* [Work to do]:
Would you transcribe all of the data exactly, down to the last character?

* [Extracted entries]:
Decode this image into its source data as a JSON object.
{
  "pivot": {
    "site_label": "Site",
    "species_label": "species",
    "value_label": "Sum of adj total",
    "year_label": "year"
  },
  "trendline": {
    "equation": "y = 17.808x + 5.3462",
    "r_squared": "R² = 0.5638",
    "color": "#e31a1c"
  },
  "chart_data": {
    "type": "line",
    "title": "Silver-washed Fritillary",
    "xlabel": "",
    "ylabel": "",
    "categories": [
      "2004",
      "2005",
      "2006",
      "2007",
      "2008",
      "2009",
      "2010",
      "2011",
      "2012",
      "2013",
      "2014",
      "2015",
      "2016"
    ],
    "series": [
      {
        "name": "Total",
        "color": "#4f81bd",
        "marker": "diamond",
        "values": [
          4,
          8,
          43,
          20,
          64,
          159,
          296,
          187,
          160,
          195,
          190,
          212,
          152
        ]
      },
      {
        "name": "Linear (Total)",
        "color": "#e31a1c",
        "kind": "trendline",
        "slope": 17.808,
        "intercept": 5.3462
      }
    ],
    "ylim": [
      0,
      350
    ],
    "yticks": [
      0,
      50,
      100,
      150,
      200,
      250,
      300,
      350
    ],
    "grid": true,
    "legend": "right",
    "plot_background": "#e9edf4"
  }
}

* [Correct response]:
Decode this image into its source data as a JSON object.
{
  "pivot": {
    "site_label": "Site",
    "species_label": "species",
    "value_label": "Sum of adj total",
    "year_label": "year"
  },
  "trendline": {
    "equation": "y = 17.808x + 5.3462",
    "r_squared": "R² = 0.5638",
    "color": "#e31a1c"
  },
  "chart_data": {
    "type": "line",
    "title": "Silver-washed Fritillary",
    "xlabel": "",
    "ylabel": "",
    "categories": [
      "2004",
      "2005",
      "2006",
      "2007",
      "2008",
      "2009",
      "2010",
      "2011",
      "2012",
      "2013",
      "2014",
      "2015",
      "2016"
    ],
    "series": [
      {
        "name": "Total",
        "color": "#4f81bd",
        "marker": "diamond",
        "values": [
          4,
          8,
          43,
          20,
          64,
          159,
          296,
          187,
          160,
          195,
          190,
          212,
          152
        ]
      },
      {
        "name": "Linear (Total)",
        "color": "#e31a1c",
        "kind": "trendline",
        "slope": 17.808,
        "intercept": 5.3462
      }
    ],
    "ylim": [
      0,
      350
    ],
    "yticks": [
      0,
      50,
      100,
      150,
      200,
      250,
      300,
      350
    ],
    "grid": true,
    "legend": "right",
    "plot_background": "#e9edf4"
  }
}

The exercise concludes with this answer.